SELECTED PASSAGE
####################

Creating and running the experiment

After you define or select the model definition file, it appears in the list of model definitions. Because a model definition must have an execution command, you are given the option of setting a global execution command.

  1. Choose whether to use a global execution command. Although model definition assets can have a saved execution command, you can use the global execution command setting to override the commands saved with the model definitions file. It's possible to define a model definition without specifying an execution command. In this case, the global execution command can be used for training defnitions. It is important to note that this setting overrides all model definitions, even ones with predefined execution commands.

    • To use a global execution command, set the Use global execution command check box.
    • To use the execution command specific to the model definition file, clear the Use global execution command check box.
  2. Click Create and run.

Adding a training run to an experiment

Because an experiment is a live asset, you can add additional training runs to an experiment.

####################

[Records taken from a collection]
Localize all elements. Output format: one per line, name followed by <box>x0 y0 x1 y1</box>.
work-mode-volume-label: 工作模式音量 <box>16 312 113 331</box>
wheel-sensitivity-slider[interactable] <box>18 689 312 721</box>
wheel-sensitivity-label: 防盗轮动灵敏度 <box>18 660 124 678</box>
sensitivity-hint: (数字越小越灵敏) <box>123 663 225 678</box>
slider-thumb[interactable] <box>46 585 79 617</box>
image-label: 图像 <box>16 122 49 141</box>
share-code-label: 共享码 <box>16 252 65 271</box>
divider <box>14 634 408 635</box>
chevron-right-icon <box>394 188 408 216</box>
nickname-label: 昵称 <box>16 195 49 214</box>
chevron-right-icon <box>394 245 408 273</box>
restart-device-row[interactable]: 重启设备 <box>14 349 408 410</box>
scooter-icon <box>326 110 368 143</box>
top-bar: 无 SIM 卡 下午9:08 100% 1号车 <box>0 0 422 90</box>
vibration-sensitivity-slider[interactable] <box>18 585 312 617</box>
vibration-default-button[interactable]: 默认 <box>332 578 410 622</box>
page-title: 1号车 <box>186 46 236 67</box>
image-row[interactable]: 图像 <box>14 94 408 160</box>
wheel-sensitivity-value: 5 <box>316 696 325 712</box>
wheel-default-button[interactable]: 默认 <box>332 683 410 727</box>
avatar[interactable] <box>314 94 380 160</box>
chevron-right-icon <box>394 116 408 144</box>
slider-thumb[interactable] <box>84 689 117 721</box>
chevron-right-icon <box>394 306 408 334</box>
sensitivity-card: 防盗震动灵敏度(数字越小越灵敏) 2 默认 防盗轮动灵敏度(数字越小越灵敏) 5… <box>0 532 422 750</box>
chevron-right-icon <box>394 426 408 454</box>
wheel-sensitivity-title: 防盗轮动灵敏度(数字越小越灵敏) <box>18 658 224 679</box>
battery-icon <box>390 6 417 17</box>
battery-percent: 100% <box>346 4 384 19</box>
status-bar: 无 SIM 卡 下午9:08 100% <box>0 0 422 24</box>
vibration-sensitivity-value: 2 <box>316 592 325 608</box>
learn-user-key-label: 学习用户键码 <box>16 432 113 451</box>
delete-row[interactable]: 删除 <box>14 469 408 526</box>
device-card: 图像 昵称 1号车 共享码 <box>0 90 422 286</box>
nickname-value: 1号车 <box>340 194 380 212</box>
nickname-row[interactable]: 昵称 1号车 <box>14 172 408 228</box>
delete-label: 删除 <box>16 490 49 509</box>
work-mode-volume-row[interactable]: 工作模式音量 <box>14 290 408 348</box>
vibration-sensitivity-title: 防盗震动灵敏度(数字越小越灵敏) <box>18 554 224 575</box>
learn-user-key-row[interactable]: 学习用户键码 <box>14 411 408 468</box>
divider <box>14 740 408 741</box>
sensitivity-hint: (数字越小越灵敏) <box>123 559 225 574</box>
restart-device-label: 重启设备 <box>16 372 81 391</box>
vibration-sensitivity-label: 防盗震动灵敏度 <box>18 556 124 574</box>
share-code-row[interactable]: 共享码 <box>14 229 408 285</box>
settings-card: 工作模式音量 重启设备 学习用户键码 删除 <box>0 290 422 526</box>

####################

TO DO
(1) According to the experiment setup instructions, what should you click once you have decided about the execution command setting?
(2) In the experiment setup instructions, list every action the reader is directly told to perform.
(3) Take the experiment setup instructions further, starting after their last sentence.
The data above is separate material that stands apart from the experiment setup instructions.

EXERCISE ANSWERS
(1) Create and run.

(2)
- Choose whether to use a global execution command.
- Set the Use global execution command check box to use a global execution command.
- Clear the Use global execution command check box to use the execution command specific to the model definition file.
- Click Create and run.

(3)
  1. From the Watson Studio action bar, click the experiment name.
  2. Click Add model definition.

Viewing run results

After you create and run the model definition, you can find the new experiment asset listed in the IBM Watson Studio Projects area and also in the Watson Machine Learning service repository on IBM Cloud. The process of running the model definition also invokes the experiment run endpoint. It creates a manifest file and sends it to the IBM Watson deep learning service.

If you created a model definition without using hyperparameter optimization, the runs are specific to each model definition that you provisioned. If you created a model definition with hyperparameter optimization, the service executes many training runs based on the total number of metrics and parameters that you provisioned.

As the training run proceeds, the results are dynamically added to the display.

  1. For real-time results, in the In progress section, click a training run.

    • On the Monitor tab, you can view metrics, such as accuracy, loss, and values.
    • On the Overview tab, you can view the model definition, framework, and execution command that was used to create this run.
    • On the Logs tab, you can find a selection of logs. For performance reasons, only the most-recent 500 logs are displayed. To download the full logs directly, go to the training result bucket that correspond to the training run ID and download the log files.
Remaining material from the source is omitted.